* begin Supplied data *
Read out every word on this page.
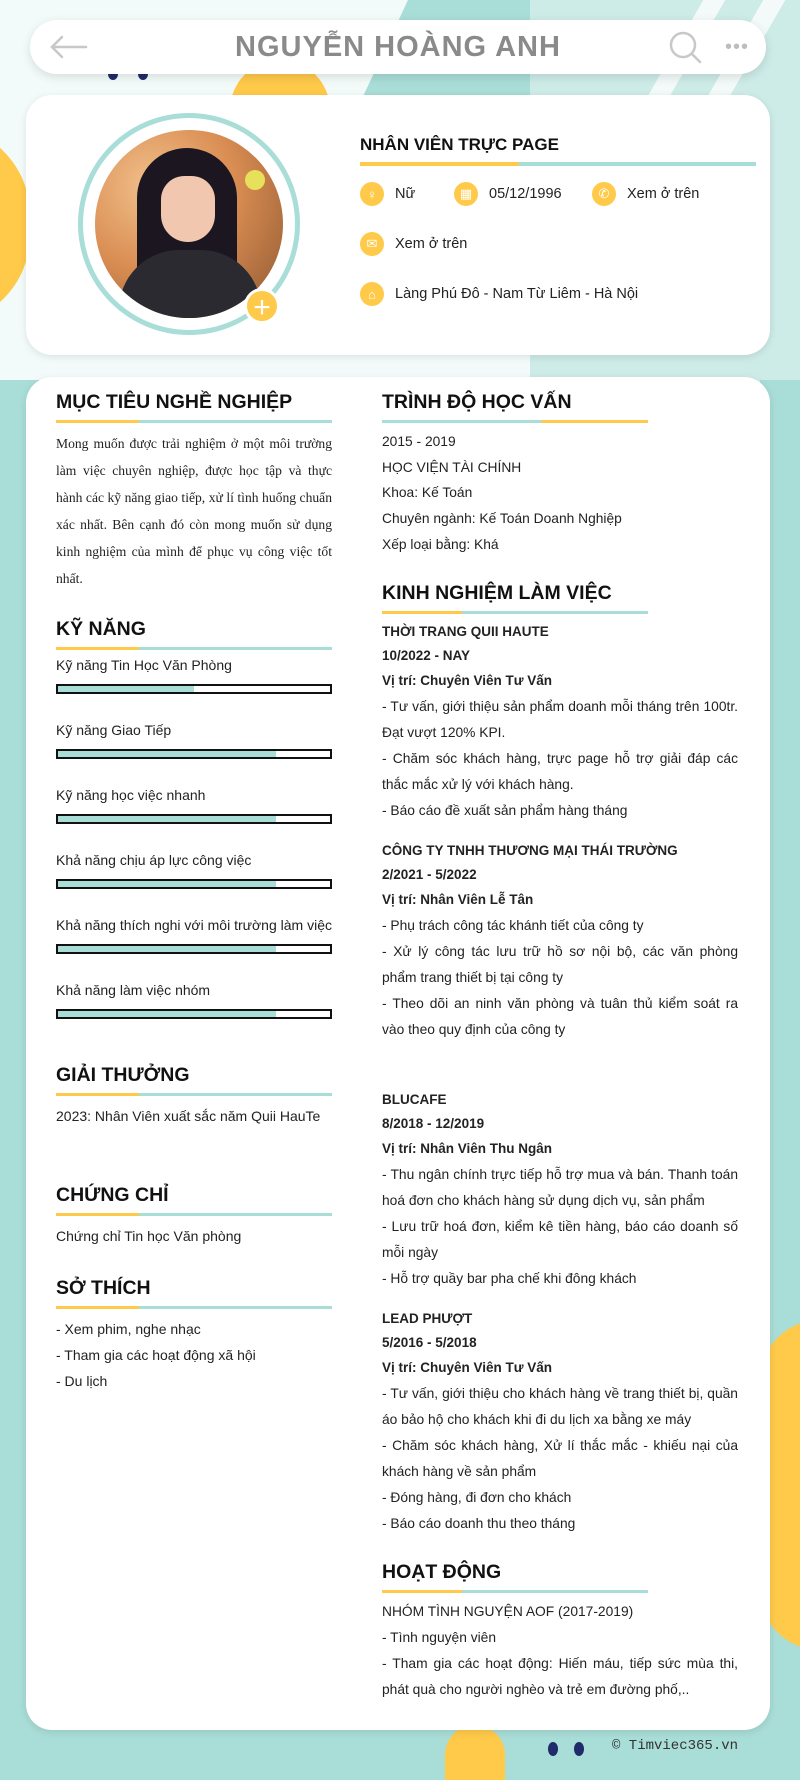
NGUYỄN HOÀNG ANH	•••
+
NHÂN VIÊN TRỰC PAGE
♀	Nữ	▦	05/12/1996	✆	Xem ở trên
✉	Xem ở trên
⌂	Làng Phú Đô - Nam Từ Liêm - Hà Nội
MỤC TIÊU NGHỀ NGHIỆP
Mong muốn được trải nghiệm ở một môi trường làm việc chuyên nghiệp, được học tập và thực hành các kỹ năng giao tiếp, xử lí tình huống chuẩn xác nhất. Bên cạnh đó còn mong muốn sử dụng kinh nghiệm của mình để phục vụ công việc tốt nhất.
KỸ NĂNG
Kỹ năng Tin Học Văn Phòng
Kỹ năng Giao Tiếp
Kỹ năng học việc nhanh
Khả năng chịu áp lực công việc
Khả năng thích nghi với môi trường làm việc
Khả năng làm việc nhóm
GIẢI THƯỞNG
2023: Nhân Viên xuất sắc năm Quii HauTe
CHỨNG CHỈ
Chứng chỉ Tin học Văn phòng
SỞ THÍCH
- Xem phim, nghe nhạc
- Tham gia các hoạt động xã hội
- Du lịch
TRÌNH ĐỘ HỌC VẤN
2015 - 2019
HỌC VIỆN TÀI CHÍNH
Khoa: Kế Toán
Chuyên ngành: Kế Toán Doanh Nghiệp
Xếp loại bằng: Khá
KINH NGHIỆM LÀM VIỆC
THỜI TRANG QUII HAUTE
10/2022 - NAY
Vị trí: Chuyên Viên Tư Vấn
- Tư vấn, giới thiệu sản phẩm doanh mỗi tháng trên 100tr. Đạt vượt 120% KPI.
- Chăm sóc khách hàng, trực page hỗ trợ giải đáp các thắc mắc xử lý với khách hàng.
- Báo cáo đề xuất sản phẩm hàng tháng
CÔNG TY TNHH THƯƠNG MẠI THÁI TRƯỜNG
2/2021 - 5/2022
Vị trí: Nhân Viên Lễ Tân
- Phụ trách công tác khánh tiết của công ty
- Xử lý công tác lưu trữ hồ sơ nội bộ, các văn phòng phẩm trang thiết bị tại công ty
- Theo dõi an ninh văn phòng và tuân thủ kiểm soát ra vào theo quy định của công ty
BLUCAFE
8/2018 - 12/2019
Vị trí: Nhân Viên Thu Ngân
- Thu ngân chính trực tiếp hỗ trợ mua và bán. Thanh toán hoá đơn cho khách hàng sử dụng dịch vụ, sản phẩm
- Lưu trữ hoá đơn, kiểm kê tiền hàng, báo cáo doanh số mỗi ngày
- Hỗ trợ quầy bar pha chế khi đông khách
LEAD PHƯỢT
5/2016 - 5/2018
Vị trí: Chuyên Viên Tư Vấn
- Tư vấn, giới thiệu cho khách hàng về trang thiết bị, quần áo bảo hộ cho khách khi đi du lịch xa bằng xe máy
- Chăm sóc khách hàng, Xử lí thắc mắc - khiếu nại của khách hàng về sản phẩm
- Đóng hàng, đi đơn cho khách
- Báo cáo doanh thu theo tháng
HOẠT ĐỘNG
NHÓM TÌNH NGUYỆN AOF (2017-2019)
- Tình nguyện viên
- Tham gia các hoạt động: Hiến máu, tiếp sức mùa thi, phát quà cho người nghèo và trẻ em đường phố,..
© Timviec365.vn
* end Supplied data *
**What the exercise asks**
Copy each line of the data above that holds "khách".

**Response to this task**
- Chăm sóc khách hàng, trực page hỗ trợ giải đáp các thắc mắc xử lý với khách hàng.
- Thu ngân chính trực tiếp hỗ trợ mua và bán. Thanh toán hoá đơn cho khách hàng sử dụng dịch vụ, sản phẩm
- Hỗ trợ quầy bar pha chế khi đông khách
- Tư vấn, giới thiệu cho khách hàng về trang thiết bị, quần áo bảo hộ cho khách khi đi du lịch xa bằng xe máy
- Chăm sóc khách hàng, Xử lí thắc mắc - khiếu nại của khách hàng về sản phẩm
- Đóng hàng, đi đơn cho khách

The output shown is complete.